--- begin Record set ---
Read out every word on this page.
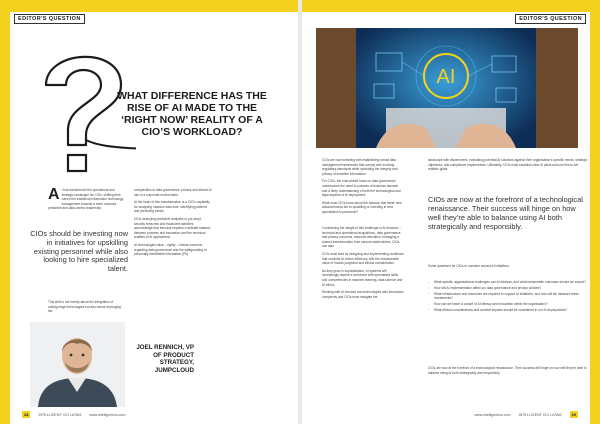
EDITOR'S QUESTION	EDITOR'S QUESTION
WHAT DIFFERENCE HAS THE RISE OF AI MADE TO THE ‘RIGHT NOW’ REALITY OF A CIO’S WORKLOAD?
A I has transformed the operational and strategic landscape for CIOs, shifting their roles from traditional information technology management towards a more nuanced, predictive and data-centric leadership.
This shift is not merely about the integration of cutting-edge technologies but also about leveraging the

complexities of data governance, privacy and ethical AI use in a corporate environment.

At the heart of this transformation is a CIO's capability for analysing massive data sets, identifying patterns and predicting trends.

CIOs deploying predictive analytics to pre-empt security breaches and fraudulent activities acknowledge that this task requires a delicate balance between prowess and innovation and the technical realities of AI applications.

AI technologies raise – rightly – ethical concerns regarding data governance and the safeguarding of personally identifiable information (PII).

CIOs should be investing now in initiatives for upskilling existing personnel while also looking to hire specialized talent.
JOEL RENNICH, VP OF PRODUCT STRATEGY, JUMPCLOUD
AI

CIOs are now wrestling with establishing robust data management frameworks that comply with evolving regulatory standards while upholding the integrity and privacy of sensitive information.

For CIOs, the road ahead focus on data governance underscores the need to possess of business acumen and a deep understanding of both the technological and legal aspects of AI deployment.

What must CIOs know about the balance that these new advancements are to upskilling or investing in new specialised AI personnel?

Considering the weight of this challenge in AI because – technical and operational acquisitions, data governance and privacy concerns, resource allocation, managing a shared transformation from various stakeholders, CIOs can also.

CIOs must lead by designing and implementing workflows that combine AI-driven efficiency with the irreplaceable value of human judgment and ethical consideration.

As they grow in sophistication, AI systems will increasingly require a workforce with specialised skills and competencies in machine learning, data science and AI ethics.

Working with AI vendors and technologies also introduces complexity and CIOs must navigate the

landscape with discernment, evaluating potential AI solutions against their organisation's specific needs, strategic objectives, and compliance requirements. Ultimately, CIOs must establish clear AI pilots and use this to set realistic goals.

CIOs are now at the forefront of a technological renaissance. Their success will hinge on how well they’re able to balance using AI both strategically and responsibly.
Some questions for CIOs to consider around AI initiatives:
• What specific organisational challenges can AI address, and what measurable outcomes should we expect?
• How will AI implementation affect our data governance and privacy policies?
• What infrastructure and resources are required to support AI initiatives, and how will we measure these investments?
• How can we foster a culture of AI literacy and innovation within the organisation?
• What ethical considerations and societal impacts should be considered in our AI deployments?
CIOs are now at the forefront of a technological renaissance. Their success will hinge on how well they're able to balance using AI both strategically and responsibly.
28	INTELLIGENT CIO LATAM www.intelligentcio.com	www.intelligentcio.com INTELLIGENT CIO LATAM	29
--- end Record set ---
• Task description
Gather, from the listing above, every line carrying the word "strategically".

• Full answer
CIOs are now at the forefront of a technological renaissance. Their success will hinge on how well they’re able to balance using AI both strategically and responsibly.
CIOs are now at the forefront of a technological renaissance. Their success will hinge on how well they're able to balance using AI both strategically and responsibly.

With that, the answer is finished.